# Teks Kutipan
>>
Buanglah janji pada tempatnya
Banyak yang bilang hidup ini adalah pilihan tapi saya belum pernah mendengar bahwa hidup ini adalah tanggung jawab. Apa dengan memilih lantas kita sudah bisa dicap bertanggung jawab? apa sebuah pilihan sudah pasti memuat tanggung jawab?
Pertanyaan itu saya pikirkan berulang-ulang beberapa hari lalu. Saat itu jam menunjukan pukul empat sore dan saya bergegas pulang sehabis kuliah. Saya memilih tidak membawa motor hari itu karena destinasi saya hari itu hanya di wilayah Dipatiukur. Selain itu menghemat footprint, juga dengan menggunakan angkot saya bisa tiba di rumah bertepatan dengan waktu berbuka puasa. Lumayan, ngabuburit di jalan.
Sambil menunggu angkot di halte Dipatiukur, saya merenungkan kembali omongan Prof. Oekan saat kuliah terakhir. Ia mengajar mata kuliah Ekologi Manusia dan menurut saya beliau adalah orang yang benar-benar hebat. Ia adalah lulusan University of Berkeley dan pernah bekerja di beberapa organisasi internasional. Saya senang bisa mendapatkan ilmu dari orang sekaliber beliau. Lanjut, beliau mengatakan bahwa Indonesia tidak pernah benar-benar diuntungkan dengan adanya rezim lingkungan. Produk seperti UNFCCC, UNCBD, atau REDD + hanya mengeksploitasi kita secara tidak langsung. Misalnya UNFCCC berbicara mengenai penuruan emisi dari 12% menjadi 6% dan negara-negara maju harus memberikan dana kepada negara berkembang yang memiliki hutan hujan tropis melalui carbon trade. Namun jumlah yang jelas mengenai dana yang harus diberikan belum mencapai detil yang jelas. Seolah Indonesia hanya menginginkan hibah dari negara maju. Sampai sekarang implementasi dari UNFCCC itu belum juga jelas. Indonesia juga meratifikasi UNCBD yang menyoroti pentingnya kekayaan biodiversitas namun konversi lahan telah menyebabkan hutan beralih fungsi atau bahkan terdegradasi. Binatang-binatang mulai kehilangan habitat dan ekosistem mulai terganggu. Tidak usah mengupas REDD + yang seolah menyaratkan Indonesia untuk meningkatkan kualitas produk ekspornya melalui ecolabelling. Indonesia jelas kalah saing. Kayu meranti kita berkualitas prima untuk diekspor dalam bentuk bahan jadi seperti mebel. Namun Uni Eropa berkilah bahwa produk tersebut belum ramah lingkungan dan mendapat ecolabelling sehingga banyak pengusaha ekspor mebel kita lari ke Singapura yang bisa memberikan ecolabelling dengan mudah. Yah, kita sudah memilih terjerumus dalam kerangkeng permaninan politik internasional.
<<
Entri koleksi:
>>
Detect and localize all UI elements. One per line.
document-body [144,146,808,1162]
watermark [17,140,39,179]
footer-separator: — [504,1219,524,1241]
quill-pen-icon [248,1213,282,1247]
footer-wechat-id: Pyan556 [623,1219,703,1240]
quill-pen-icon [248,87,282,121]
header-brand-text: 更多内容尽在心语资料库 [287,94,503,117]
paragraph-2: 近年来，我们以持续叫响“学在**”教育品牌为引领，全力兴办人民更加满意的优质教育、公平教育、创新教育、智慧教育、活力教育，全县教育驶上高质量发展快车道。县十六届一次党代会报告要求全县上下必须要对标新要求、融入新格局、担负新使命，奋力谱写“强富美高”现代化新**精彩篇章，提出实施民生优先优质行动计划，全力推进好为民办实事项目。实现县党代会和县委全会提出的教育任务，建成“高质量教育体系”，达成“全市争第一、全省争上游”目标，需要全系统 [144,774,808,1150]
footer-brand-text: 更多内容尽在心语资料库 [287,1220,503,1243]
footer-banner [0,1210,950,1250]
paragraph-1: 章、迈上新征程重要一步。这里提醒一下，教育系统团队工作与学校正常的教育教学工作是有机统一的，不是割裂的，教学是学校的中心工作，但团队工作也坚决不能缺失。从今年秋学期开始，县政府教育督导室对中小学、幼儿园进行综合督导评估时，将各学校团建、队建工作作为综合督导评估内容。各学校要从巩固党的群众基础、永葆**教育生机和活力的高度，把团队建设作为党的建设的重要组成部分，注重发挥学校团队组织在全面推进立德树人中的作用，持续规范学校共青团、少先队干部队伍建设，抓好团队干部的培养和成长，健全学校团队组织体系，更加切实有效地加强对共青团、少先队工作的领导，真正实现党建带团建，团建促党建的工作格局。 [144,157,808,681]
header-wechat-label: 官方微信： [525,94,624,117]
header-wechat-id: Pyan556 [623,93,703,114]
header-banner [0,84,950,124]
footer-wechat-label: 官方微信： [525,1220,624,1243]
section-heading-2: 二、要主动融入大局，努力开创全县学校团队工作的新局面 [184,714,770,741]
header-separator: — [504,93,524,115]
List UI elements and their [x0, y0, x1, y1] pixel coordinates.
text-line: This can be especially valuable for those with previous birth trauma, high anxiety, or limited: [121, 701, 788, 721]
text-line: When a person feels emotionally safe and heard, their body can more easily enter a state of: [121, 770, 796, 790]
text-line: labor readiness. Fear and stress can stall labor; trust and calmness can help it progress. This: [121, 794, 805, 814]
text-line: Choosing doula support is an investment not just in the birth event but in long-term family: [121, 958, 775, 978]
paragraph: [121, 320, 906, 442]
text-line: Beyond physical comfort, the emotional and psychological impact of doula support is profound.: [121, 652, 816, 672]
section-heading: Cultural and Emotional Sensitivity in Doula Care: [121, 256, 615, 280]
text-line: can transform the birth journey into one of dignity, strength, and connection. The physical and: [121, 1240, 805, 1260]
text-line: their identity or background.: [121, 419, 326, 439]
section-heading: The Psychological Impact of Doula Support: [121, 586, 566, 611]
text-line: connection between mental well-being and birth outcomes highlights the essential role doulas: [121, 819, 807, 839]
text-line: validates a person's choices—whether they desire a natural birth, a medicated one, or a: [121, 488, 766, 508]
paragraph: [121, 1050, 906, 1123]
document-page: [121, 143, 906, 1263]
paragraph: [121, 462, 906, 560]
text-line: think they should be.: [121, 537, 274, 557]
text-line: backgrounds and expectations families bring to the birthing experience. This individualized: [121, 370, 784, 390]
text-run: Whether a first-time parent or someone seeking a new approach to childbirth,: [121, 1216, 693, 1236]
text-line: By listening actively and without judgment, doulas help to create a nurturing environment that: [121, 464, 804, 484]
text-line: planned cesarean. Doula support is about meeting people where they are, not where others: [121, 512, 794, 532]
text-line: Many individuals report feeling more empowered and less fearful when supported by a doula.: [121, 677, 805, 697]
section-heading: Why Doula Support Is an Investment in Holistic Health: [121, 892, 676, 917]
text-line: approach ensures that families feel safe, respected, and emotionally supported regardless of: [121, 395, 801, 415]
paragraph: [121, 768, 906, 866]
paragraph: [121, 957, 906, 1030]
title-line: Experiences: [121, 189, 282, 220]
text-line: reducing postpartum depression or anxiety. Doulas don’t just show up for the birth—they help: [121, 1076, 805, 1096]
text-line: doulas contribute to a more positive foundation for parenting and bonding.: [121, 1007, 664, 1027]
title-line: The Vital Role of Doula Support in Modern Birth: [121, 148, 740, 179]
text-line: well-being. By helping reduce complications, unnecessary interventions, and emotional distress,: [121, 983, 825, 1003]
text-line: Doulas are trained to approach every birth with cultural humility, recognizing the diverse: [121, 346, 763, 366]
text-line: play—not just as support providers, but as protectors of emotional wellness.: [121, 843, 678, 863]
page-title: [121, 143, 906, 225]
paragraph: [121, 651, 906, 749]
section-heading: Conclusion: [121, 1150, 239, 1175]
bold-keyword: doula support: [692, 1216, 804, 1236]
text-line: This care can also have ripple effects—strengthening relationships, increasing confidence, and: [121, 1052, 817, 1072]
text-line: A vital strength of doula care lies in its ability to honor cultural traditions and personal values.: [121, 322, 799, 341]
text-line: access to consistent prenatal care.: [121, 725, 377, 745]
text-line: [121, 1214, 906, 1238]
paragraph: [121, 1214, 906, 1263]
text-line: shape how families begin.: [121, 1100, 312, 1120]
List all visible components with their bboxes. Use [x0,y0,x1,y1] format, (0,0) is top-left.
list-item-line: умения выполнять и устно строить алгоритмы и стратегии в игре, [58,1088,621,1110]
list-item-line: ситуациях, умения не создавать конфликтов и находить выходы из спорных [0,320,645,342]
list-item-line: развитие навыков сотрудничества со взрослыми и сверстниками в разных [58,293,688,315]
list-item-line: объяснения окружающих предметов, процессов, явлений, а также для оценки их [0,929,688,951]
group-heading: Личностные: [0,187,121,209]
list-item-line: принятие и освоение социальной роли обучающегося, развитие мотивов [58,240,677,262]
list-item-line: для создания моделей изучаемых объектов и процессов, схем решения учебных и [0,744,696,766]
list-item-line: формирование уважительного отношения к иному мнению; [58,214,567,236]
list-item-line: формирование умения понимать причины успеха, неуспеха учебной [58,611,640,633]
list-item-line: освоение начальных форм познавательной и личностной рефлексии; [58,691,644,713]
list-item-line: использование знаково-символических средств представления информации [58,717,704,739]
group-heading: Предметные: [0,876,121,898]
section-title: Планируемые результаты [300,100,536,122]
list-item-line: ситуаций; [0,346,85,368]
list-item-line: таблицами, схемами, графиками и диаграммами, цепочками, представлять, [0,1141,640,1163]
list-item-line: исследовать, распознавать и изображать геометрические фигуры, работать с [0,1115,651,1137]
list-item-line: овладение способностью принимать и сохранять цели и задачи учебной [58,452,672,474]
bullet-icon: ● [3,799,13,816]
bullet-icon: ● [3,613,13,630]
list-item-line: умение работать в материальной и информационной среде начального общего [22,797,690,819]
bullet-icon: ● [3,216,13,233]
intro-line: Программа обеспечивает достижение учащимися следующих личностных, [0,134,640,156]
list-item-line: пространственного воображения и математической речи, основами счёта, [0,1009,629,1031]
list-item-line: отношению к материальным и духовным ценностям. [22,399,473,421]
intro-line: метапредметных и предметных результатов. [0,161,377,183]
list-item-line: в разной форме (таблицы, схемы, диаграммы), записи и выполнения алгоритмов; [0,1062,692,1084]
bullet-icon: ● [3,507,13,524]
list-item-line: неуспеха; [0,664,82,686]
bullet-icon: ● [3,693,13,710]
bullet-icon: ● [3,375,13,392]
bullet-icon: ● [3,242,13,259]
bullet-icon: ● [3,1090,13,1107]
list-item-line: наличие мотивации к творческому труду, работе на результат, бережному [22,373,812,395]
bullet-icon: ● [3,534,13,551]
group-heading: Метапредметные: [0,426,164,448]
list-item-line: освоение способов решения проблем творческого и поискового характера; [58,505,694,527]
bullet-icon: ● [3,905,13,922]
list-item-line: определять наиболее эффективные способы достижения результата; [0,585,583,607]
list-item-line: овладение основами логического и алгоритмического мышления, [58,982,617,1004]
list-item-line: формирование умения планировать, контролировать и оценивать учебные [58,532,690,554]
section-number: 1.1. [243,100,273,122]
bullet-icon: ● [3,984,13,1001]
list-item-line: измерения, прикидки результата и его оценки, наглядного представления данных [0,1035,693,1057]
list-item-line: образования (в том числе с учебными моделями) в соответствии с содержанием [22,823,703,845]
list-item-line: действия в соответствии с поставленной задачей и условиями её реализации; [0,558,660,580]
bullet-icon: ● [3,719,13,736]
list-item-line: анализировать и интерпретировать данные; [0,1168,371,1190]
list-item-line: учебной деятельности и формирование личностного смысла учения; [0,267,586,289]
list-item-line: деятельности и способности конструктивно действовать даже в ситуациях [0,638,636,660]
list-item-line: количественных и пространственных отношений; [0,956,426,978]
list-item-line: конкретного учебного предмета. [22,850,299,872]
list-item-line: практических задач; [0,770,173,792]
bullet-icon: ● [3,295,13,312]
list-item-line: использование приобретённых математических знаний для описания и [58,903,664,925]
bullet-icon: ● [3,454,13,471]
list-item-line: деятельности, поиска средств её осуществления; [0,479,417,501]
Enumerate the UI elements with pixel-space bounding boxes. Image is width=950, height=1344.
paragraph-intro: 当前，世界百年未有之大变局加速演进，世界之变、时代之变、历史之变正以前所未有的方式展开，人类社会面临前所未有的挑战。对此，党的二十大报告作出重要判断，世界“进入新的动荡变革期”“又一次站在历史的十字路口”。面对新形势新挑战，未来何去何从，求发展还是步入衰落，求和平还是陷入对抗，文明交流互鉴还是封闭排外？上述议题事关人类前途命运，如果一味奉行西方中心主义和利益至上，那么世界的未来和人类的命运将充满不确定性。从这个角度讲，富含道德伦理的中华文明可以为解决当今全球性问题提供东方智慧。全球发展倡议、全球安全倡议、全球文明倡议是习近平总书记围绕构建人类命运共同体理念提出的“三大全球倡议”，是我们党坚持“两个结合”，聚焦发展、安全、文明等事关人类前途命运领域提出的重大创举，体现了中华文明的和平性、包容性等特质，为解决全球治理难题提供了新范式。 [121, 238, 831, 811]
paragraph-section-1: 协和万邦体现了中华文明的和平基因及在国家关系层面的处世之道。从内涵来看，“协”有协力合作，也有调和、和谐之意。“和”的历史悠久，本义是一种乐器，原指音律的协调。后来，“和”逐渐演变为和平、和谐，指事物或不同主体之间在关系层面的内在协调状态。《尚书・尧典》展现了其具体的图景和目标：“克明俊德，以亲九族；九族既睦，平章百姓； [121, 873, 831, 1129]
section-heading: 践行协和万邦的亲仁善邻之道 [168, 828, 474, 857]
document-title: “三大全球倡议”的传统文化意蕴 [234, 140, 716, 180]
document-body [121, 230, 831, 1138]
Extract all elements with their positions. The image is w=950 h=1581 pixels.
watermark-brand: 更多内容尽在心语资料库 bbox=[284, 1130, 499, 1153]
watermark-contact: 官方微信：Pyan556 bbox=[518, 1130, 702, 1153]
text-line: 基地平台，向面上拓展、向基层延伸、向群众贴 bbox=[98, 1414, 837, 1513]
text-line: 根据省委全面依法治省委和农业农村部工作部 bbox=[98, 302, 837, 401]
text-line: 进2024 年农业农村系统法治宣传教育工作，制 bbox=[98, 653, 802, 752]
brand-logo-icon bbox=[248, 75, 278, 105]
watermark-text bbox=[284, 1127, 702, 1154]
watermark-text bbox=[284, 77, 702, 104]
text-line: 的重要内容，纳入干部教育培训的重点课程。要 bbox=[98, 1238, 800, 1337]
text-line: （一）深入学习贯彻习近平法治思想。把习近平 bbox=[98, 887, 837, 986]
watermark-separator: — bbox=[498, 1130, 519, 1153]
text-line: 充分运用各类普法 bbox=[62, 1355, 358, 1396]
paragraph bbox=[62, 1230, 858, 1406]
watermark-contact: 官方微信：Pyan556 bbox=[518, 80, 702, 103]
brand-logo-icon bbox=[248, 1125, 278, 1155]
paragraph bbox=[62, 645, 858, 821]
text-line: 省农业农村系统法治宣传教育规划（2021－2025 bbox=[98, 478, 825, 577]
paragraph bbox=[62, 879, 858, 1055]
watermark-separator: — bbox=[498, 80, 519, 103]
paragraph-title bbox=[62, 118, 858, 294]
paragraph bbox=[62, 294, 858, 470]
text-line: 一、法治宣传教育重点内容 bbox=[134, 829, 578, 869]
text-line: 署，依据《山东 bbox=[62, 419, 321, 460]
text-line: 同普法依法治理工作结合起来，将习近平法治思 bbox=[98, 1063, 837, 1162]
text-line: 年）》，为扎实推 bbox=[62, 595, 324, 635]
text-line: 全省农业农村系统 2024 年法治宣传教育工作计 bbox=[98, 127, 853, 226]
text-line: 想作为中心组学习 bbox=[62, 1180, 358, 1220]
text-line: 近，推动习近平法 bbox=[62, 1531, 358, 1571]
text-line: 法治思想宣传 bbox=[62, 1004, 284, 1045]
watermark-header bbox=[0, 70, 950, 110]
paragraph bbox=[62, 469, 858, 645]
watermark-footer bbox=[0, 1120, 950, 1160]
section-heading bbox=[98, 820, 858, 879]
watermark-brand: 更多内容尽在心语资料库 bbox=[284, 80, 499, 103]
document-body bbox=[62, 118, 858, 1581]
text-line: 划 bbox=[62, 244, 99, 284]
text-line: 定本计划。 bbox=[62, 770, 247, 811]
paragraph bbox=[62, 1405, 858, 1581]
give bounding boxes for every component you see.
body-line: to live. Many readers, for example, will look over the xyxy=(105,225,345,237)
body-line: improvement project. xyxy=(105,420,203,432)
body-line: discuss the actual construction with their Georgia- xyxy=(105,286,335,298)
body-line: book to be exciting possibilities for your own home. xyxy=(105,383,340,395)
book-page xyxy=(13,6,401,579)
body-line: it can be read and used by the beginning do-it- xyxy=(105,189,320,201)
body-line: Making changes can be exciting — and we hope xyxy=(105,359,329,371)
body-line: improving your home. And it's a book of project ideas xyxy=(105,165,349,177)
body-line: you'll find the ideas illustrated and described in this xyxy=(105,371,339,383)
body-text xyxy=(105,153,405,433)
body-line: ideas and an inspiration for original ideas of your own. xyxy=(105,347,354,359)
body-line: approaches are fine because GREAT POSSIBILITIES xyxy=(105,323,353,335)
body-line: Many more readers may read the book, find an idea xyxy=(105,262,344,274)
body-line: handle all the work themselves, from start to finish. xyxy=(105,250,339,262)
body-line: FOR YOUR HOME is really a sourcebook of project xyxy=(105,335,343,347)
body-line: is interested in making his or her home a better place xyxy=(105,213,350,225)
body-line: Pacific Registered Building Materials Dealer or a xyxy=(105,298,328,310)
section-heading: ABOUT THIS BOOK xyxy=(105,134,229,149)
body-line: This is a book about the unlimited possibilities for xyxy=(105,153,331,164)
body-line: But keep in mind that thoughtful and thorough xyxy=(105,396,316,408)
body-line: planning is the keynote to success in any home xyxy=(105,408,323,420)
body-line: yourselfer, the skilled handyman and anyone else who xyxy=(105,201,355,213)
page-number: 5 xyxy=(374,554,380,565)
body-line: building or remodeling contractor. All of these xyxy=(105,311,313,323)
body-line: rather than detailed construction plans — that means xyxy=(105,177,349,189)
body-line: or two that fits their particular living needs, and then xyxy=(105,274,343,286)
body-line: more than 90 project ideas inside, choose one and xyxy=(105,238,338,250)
<<
# Tantangan 1
Sajikan baris-baris catatan sebagai daftar bernomor tanpa baris kosong, mulai dari awal catatan sampai dengan baris yang memuat "footer-wechat-id: Pyan556 [623,1219,703,1240]", termasuk kedua ujungnya.
# Tantangan 2
Teruskan esai tentang pilihan dan tanggung jawab itu dengan bagian berikutnya, dimulai setelah kalimat terakhir yang tercantum.

# Jawaban Tertulis 1
1. Detect and localize all UI elements. One per line.
2. document-body [144,146,808,1162]
3. watermark [17,140,39,179]
4. footer-separator: — [504,1219,524,1241]
5. quill-pen-icon [248,1213,282,1247]
6. footer-wechat-id: Pyan556 [623,1219,703,1240]

# Jawaban Tertulis 2
Sambil masih menunggu angkot Ciroyom-Ciburial yang selangka orang yang buang sampah pada tempatnya, saya lantas mengilas balik saat saya menjadi tutor mata kuliah Enviromentalisme dalam Hubungan Internasional. Saat itu saya dengan teman-teman junior berdiskusi mengenai etika lingkungan hidup. Saya memberi introduksi filosofi etika lingkungan hidup mulai dari antroposentrisme sampai ekosentrisme diakhiri dengan pertanyaan, "Jika di bumi ini cuma tersisa lima pohon dengan pertumbuhan penduduk yang konstan, apa yang akan kita lakukan?"
Sebagian besar dari mereka berkata tentang proteksi dan limitasi. Proteksi sumber daya yang ada dan limitasi penggunaannya. Satu orang berkata, "Ya, ga usah digimana-gimanain toh pada akhirnya lima pohon itu juga bakal layu." Perdebatan dan diskusi muncul sendiri di antara mereka dari pernyataan tersebut.
Saya kemudian mengakhiri dengan pertanyaan, "Kita bisa memilih untuk hidup, apakah sebuah pohon bisa memilih untuk hidup?"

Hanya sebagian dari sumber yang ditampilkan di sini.